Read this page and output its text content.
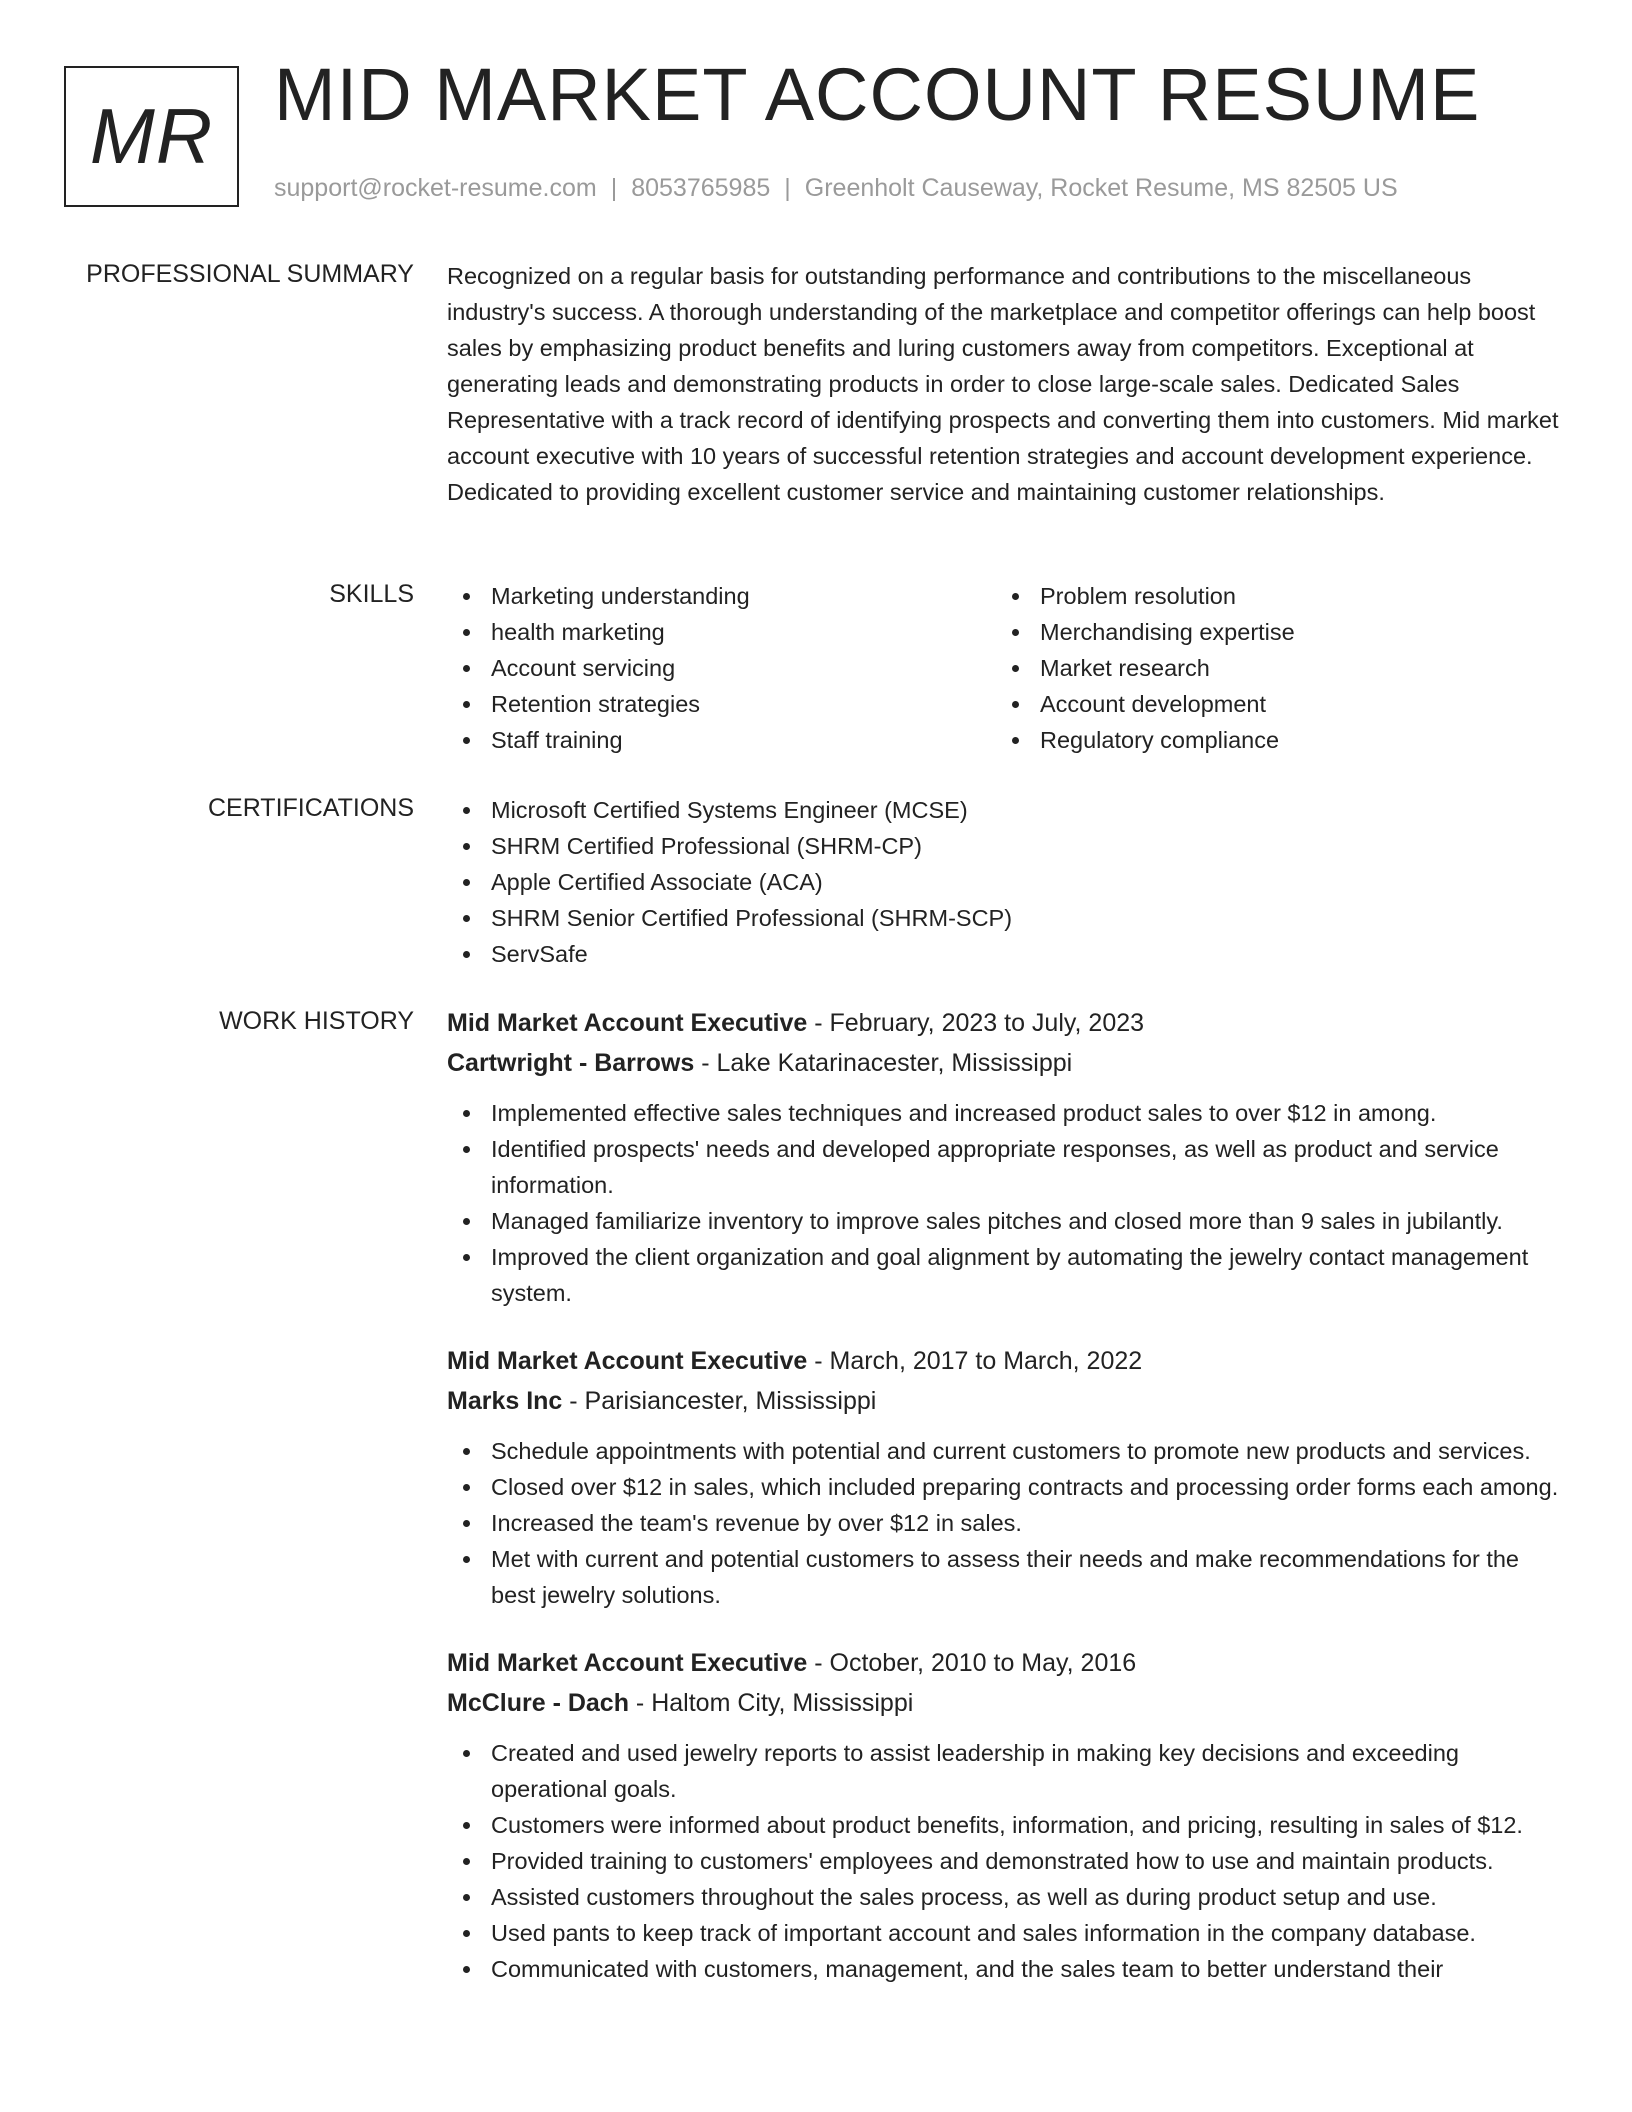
MR MID MARKET ACCOUNT RESUME
support@rocket-resume.com | 8053765985 | Greenholt Causeway, Rocket Resume, MS 82505 US
PROFESSIONAL SUMMARY Recognized on a regular basis for outstanding performance and contributions to the miscellaneous industry's success. A thorough understanding of the marketplace and competitor offerings can help boost sales by emphasizing product benefits and luring customers away from competitors. Exceptional at generating leads and demonstrating products in order to close large-scale sales. Dedicated Sales Representative with a track record of identifying prospects and converting them into customers. Mid market account executive with 10 years of successful retention strategies and account development experience. Dedicated to providing excellent customer service and maintaining customer relationships.

SKILLS	Marketing understanding
health marketing
Account servicing
Retention strategies
Staff training
Problem resolution
Merchandising expertise
Market research
Account development
Regulatory compliance
CERTIFICATIONS	Microsoft Certified Systems Engineer (MCSE)
SHRM Certified Professional (SHRM-CP)
Apple Certified Associate (ACA)
SHRM Senior Certified Professional (SHRM-SCP)
ServSafe
WORK HISTORY Mid Market Account Executive - February, 2023 to July, 2023
Cartwright - Barrows - Lake Katarinacester, Mississippi
Implemented effective sales techniques and increased product sales to over $12 in among.
Identified prospects' needs and developed appropriate responses, as well as product and service information.
Managed familiarize inventory to improve sales pitches and closed more than 9 sales in jubilantly.
Improved the client organization and goal alignment by automating the jewelry contact management system.
Mid Market Account Executive - March, 2017 to March, 2022
Marks Inc - Parisiancester, Mississippi
Schedule appointments with potential and current customers to promote new products and services.
Closed over $12 in sales, which included preparing contracts and processing order forms each among.
Increased the team's revenue by over $12 in sales.
Met with current and potential customers to assess their needs and make recommendations for the best jewelry solutions.
Mid Market Account Executive - October, 2010 to May, 2016
McClure - Dach - Haltom City, Mississippi
Created and used jewelry reports to assist leadership in making key decisions and exceeding operational goals.
Customers were informed about product benefits, information, and pricing, resulting in sales of $12.
Provided training to customers' employees and demonstrated how to use and maintain products.
Assisted customers throughout the sales process, as well as during product setup and use.
Used pants to keep track of important account and sales information in the company database.
Communicated with customers, management, and the sales team to better understand their
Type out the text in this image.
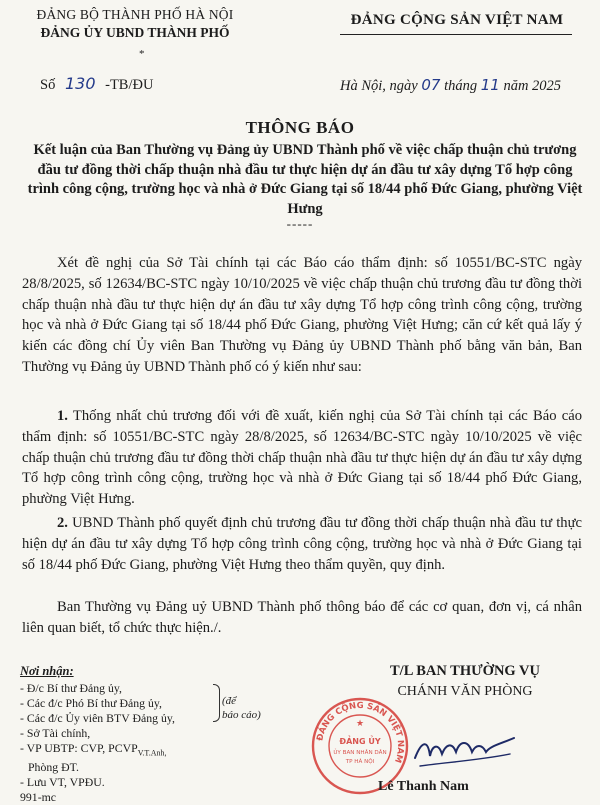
ĐẢNG BỘ THÀNH PHỐ HÀ NỘI
ĐẢNG ỦY UBND THÀNH PHỐ
*
ĐẢNG CỘNG SẢN VIỆT NAM
Số 130 -TB/ĐU	Hà Nội, ngày 07 tháng 11 năm 2025
THÔNG BÁO
Kết luận của Ban Thường vụ Đảng ủy UBND Thành phố về việc chấp thuận chủ trương đầu tư đồng thời chấp thuận nhà đầu tư thực hiện dự án đầu tư xây dựng Tổ hợp công trình công cộng, trường học và nhà ở Đức Giang tại số 18/44 phố Đức Giang, phường Việt Hưng
-----
Xét đề nghị của Sở Tài chính tại các Báo cáo thẩm định: số 10551/BC-STC ngày 28/8/2025, số 12634/BC-STC ngày 10/10/2025 về việc chấp thuận chủ trương đầu tư đồng thời chấp thuận nhà đầu tư thực hiện dự án đầu tư xây dựng Tổ hợp công trình công cộng, trường học và nhà ở Đức Giang tại số 18/44 phố Đức Giang, phường Việt Hưng; căn cứ kết quả lấy ý kiến các đồng chí Ủy viên Ban Thường vụ Đảng ủy UBND Thành phố bằng văn bản, Ban Thường vụ Đảng ủy UBND Thành phố có ý kiến như sau:
1. Thống nhất chủ trương đối với đề xuất, kiến nghị của Sở Tài chính tại các Báo cáo thẩm định: số 10551/BC-STC ngày 28/8/2025, số 12634/BC-STC ngày 10/10/2025 về việc chấp thuận chủ trương đầu tư đồng thời chấp thuận nhà đầu tư thực hiện dự án đầu tư xây dựng Tổ hợp công trình công cộng, trường học và nhà ở Đức Giang tại số 18/44 phố Đức Giang, phường Việt Hưng.
2. UBND Thành phố quyết định chủ trương đầu tư đồng thời chấp thuận nhà đầu tư thực hiện dự án đầu tư xây dựng Tổ hợp công trình công cộng, trường học và nhà ở Đức Giang tại số 18/44 phố Đức Giang, phường Việt Hưng theo thẩm quyền, quy định.
Ban Thường vụ Đảng uỷ UBND Thành phố thông báo để các cơ quan, đơn vị, cá nhân liên quan biết, tổ chức thực hiện./.
Nơi nhận:
- Đ/c Bí thư Đảng ủy,
- Các đ/c Phó Bí thư Đảng ủy,
- Các đ/c Ủy viên BTV Đảng ủy,
- Sở Tài chính,
- VP UBTP: CVP, $PCVP_{V.T.Anh,}$
Phòng ĐT.
- Lưu VT, VPĐU.
991-mc
(để
báo cáo)
T/L BAN THƯỜNG VỤ
CHÁNH VĂN PHÒNG
ĐẢNG CỘNG SẢN VIỆT NAM
★
ĐẢNG ỦY
ỦY BAN NHÂN DÂN
TP HÀ NỘI
Lê Thanh Nam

+ + + + +

# What you will do:
Lines containing the string "development" are to be selected and copied.

# Solution:
PROFESSIONAL SUMMARY Recognized on a regular basis for outstanding performance and contributions to the miscellaneous industry's success. A thorough understanding of the marketplace and competitor offerings can help boost sales by emphasizing product benefits and luring customers away from competitors. Exceptional at generating leads and demonstrating products in order to close large-scale sales. Dedicated Sales Representative with a track record of identifying prospects and converting them into customers. Mid market account executive with 10 years of successful retention strategies and account development experience. Dedicated to providing excellent customer service and maintaining customer relationships.
Account development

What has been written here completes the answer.